-- BEGIN Listing --

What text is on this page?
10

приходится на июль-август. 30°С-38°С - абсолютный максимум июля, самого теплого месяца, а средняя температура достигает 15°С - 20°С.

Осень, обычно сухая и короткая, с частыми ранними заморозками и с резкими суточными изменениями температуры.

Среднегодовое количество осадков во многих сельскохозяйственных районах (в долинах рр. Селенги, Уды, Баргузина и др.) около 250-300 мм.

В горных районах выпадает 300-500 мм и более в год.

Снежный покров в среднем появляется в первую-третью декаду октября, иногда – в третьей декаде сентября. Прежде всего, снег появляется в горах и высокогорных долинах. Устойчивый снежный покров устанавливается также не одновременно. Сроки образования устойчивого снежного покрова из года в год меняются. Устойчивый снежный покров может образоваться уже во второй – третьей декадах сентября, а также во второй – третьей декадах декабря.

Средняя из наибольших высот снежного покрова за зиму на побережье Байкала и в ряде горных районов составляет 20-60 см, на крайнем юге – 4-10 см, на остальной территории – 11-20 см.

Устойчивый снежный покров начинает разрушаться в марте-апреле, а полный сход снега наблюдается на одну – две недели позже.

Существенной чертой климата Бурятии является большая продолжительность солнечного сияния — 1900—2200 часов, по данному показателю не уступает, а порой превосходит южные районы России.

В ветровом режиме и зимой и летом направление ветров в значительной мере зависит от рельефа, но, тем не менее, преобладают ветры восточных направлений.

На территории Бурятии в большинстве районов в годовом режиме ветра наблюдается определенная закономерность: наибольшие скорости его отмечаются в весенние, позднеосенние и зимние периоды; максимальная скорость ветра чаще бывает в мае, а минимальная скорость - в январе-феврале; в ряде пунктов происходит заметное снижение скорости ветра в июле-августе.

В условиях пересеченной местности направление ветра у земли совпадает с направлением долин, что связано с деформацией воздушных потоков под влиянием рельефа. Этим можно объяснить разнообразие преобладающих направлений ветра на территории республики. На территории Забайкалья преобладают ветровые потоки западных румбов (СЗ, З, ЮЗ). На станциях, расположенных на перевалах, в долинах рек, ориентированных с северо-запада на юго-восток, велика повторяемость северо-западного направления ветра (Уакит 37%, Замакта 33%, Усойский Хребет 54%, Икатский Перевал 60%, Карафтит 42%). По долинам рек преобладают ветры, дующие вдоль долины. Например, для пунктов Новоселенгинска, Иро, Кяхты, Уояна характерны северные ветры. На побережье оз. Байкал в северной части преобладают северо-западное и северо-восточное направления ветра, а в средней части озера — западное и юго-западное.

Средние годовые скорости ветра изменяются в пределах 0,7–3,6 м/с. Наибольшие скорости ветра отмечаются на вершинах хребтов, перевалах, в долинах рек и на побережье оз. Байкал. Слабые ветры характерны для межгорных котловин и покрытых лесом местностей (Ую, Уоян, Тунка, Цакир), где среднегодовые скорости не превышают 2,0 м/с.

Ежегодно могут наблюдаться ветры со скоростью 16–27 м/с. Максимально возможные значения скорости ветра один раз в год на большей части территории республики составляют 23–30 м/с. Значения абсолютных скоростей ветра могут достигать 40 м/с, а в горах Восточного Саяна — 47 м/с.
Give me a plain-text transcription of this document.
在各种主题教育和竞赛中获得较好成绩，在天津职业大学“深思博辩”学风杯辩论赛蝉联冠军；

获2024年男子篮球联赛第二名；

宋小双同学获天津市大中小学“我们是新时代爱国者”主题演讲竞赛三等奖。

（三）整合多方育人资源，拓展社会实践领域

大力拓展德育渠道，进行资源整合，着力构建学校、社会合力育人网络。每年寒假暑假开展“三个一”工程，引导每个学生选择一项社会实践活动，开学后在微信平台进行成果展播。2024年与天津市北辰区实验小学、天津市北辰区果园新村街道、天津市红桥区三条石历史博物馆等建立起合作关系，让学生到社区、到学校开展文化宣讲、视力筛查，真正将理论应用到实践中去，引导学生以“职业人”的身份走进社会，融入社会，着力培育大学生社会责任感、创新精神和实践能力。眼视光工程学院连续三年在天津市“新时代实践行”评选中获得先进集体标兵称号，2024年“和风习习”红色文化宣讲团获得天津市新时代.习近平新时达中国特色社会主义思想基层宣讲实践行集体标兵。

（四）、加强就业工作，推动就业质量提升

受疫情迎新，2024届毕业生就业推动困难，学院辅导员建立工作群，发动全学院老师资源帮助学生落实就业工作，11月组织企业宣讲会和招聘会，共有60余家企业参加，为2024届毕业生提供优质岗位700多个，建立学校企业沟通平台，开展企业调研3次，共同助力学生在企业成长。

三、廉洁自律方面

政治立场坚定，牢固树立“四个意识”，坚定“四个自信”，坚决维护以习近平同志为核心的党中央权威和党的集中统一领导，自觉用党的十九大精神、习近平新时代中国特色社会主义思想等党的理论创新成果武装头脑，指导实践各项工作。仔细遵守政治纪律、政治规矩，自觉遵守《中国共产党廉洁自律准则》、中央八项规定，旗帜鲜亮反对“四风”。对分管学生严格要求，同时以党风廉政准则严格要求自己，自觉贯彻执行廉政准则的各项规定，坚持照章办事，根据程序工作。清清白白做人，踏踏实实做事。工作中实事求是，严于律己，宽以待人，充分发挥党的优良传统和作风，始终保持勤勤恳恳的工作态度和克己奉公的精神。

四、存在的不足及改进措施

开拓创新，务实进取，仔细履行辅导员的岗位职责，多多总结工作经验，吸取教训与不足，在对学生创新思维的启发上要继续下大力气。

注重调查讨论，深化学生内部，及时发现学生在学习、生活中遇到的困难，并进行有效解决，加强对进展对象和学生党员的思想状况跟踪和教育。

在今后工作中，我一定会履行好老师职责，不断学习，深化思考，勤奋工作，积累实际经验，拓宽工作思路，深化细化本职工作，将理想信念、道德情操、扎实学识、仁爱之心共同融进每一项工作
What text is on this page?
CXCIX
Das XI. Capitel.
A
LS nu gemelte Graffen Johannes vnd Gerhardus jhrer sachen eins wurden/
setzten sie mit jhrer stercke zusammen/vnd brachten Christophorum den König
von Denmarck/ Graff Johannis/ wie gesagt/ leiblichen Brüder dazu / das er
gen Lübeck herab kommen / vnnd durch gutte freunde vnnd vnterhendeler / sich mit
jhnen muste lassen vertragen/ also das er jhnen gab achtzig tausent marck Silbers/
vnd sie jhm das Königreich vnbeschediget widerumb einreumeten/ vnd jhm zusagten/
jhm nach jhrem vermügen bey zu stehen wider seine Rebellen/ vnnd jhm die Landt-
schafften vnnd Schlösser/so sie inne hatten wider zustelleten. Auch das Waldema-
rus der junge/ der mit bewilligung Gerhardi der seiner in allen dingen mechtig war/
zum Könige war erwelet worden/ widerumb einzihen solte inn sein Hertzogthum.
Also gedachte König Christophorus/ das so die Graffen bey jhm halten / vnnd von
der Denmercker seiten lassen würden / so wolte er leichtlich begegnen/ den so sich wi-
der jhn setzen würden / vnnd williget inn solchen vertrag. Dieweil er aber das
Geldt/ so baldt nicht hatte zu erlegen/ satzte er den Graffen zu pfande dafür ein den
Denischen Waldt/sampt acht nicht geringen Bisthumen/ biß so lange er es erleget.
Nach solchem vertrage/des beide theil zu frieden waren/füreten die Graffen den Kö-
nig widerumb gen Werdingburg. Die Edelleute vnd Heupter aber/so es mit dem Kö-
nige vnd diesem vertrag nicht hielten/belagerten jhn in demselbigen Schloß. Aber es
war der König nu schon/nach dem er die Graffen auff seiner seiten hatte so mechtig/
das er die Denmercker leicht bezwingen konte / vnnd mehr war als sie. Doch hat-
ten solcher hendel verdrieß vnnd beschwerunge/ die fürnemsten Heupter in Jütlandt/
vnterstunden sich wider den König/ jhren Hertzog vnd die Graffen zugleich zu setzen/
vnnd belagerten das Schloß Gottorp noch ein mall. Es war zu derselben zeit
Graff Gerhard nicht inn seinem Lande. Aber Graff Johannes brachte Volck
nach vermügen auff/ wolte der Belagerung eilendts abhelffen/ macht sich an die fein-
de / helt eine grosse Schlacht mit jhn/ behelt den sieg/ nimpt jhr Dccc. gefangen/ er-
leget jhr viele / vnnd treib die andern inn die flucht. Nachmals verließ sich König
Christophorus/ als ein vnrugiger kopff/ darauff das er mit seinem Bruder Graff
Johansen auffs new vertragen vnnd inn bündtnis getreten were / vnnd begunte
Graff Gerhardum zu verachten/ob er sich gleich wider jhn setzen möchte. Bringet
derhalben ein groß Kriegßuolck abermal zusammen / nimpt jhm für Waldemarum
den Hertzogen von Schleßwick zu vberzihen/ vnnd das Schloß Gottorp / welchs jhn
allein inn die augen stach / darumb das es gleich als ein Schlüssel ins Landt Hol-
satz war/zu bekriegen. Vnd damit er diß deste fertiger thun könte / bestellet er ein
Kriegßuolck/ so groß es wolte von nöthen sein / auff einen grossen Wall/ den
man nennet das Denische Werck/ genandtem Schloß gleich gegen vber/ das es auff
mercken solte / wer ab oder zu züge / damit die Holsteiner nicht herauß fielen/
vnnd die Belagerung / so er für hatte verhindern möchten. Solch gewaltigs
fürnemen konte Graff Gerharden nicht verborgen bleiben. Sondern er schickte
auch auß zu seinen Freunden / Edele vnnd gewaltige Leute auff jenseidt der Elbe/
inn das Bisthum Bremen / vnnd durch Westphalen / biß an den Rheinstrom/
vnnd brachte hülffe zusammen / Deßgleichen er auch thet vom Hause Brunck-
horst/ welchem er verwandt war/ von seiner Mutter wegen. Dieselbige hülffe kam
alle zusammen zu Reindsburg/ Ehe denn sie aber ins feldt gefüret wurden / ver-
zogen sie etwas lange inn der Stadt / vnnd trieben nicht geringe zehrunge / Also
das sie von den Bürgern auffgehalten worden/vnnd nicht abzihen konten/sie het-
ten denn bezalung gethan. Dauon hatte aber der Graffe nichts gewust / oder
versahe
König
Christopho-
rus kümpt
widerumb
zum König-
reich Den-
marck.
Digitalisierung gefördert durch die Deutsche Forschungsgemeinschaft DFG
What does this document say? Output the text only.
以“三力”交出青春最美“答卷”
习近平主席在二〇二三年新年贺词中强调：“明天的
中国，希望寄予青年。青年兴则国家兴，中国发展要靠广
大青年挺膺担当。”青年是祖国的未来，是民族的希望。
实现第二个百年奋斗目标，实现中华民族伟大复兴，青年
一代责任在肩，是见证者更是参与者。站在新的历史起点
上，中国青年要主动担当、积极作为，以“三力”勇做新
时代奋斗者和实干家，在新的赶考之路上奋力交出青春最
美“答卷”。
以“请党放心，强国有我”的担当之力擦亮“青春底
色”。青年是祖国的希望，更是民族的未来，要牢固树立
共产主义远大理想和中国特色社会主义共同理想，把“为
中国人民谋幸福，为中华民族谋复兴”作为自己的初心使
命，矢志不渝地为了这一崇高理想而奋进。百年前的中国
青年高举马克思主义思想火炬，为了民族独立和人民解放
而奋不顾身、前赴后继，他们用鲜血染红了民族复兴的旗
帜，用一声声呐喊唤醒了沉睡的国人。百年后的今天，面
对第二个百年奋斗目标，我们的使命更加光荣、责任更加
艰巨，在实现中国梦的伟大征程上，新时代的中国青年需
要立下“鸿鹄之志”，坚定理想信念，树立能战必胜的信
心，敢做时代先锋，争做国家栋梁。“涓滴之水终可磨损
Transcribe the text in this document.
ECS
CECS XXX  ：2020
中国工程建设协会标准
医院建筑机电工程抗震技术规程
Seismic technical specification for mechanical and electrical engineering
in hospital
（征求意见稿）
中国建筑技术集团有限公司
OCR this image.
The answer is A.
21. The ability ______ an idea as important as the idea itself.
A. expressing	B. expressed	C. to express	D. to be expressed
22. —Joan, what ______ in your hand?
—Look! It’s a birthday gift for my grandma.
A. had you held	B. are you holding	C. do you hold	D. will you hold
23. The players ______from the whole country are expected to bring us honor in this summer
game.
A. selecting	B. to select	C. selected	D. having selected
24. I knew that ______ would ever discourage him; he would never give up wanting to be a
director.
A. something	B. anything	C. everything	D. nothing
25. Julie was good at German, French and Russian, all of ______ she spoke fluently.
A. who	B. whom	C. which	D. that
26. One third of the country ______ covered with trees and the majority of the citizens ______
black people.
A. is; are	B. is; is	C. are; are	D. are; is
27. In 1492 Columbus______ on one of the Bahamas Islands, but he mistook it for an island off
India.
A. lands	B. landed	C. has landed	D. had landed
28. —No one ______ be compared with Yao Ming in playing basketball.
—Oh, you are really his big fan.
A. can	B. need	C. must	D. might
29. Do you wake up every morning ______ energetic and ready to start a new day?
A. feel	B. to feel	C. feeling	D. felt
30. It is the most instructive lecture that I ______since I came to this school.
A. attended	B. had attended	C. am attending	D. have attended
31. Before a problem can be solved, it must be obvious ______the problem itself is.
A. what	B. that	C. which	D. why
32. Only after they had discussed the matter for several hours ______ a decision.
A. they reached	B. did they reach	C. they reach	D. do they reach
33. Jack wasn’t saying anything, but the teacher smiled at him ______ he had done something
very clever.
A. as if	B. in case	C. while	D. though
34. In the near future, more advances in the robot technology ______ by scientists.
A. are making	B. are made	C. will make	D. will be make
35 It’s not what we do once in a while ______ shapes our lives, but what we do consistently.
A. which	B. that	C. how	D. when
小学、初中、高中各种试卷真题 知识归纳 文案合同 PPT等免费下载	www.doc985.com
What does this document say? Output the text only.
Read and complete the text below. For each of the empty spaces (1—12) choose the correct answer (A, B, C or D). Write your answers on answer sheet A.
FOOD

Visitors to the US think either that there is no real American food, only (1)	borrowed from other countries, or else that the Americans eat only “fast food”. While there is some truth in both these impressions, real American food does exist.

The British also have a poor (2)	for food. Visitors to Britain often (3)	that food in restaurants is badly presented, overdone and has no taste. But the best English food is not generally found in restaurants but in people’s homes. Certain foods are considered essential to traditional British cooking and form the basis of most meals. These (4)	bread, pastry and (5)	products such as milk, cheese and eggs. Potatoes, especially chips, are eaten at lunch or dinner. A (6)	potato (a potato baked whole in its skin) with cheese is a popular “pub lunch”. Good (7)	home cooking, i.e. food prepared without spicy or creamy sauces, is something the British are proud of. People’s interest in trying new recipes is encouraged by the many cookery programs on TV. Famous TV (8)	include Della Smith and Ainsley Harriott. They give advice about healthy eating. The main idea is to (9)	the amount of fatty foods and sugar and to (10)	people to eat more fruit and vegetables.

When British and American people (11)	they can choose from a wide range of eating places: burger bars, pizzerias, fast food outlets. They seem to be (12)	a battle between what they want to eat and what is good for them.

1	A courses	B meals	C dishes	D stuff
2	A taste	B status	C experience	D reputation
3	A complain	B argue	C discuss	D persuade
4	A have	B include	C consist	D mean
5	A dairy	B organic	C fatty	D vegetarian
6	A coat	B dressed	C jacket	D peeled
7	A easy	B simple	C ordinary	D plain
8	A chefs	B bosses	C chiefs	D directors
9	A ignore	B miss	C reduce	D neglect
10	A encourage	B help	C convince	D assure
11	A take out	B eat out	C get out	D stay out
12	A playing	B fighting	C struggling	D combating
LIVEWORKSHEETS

-- END Listing --

Exercise details> In the records above, locate each line with the word "groß". Copy all such lines.

Response to this exercise>
derhalben ein groß Kriegßuolck abermal zusammen / nimpt jhm für Waldemarum
Kriegßuolck/ so groß es wolte von nöthen sein / auff einen grossen Wall/ den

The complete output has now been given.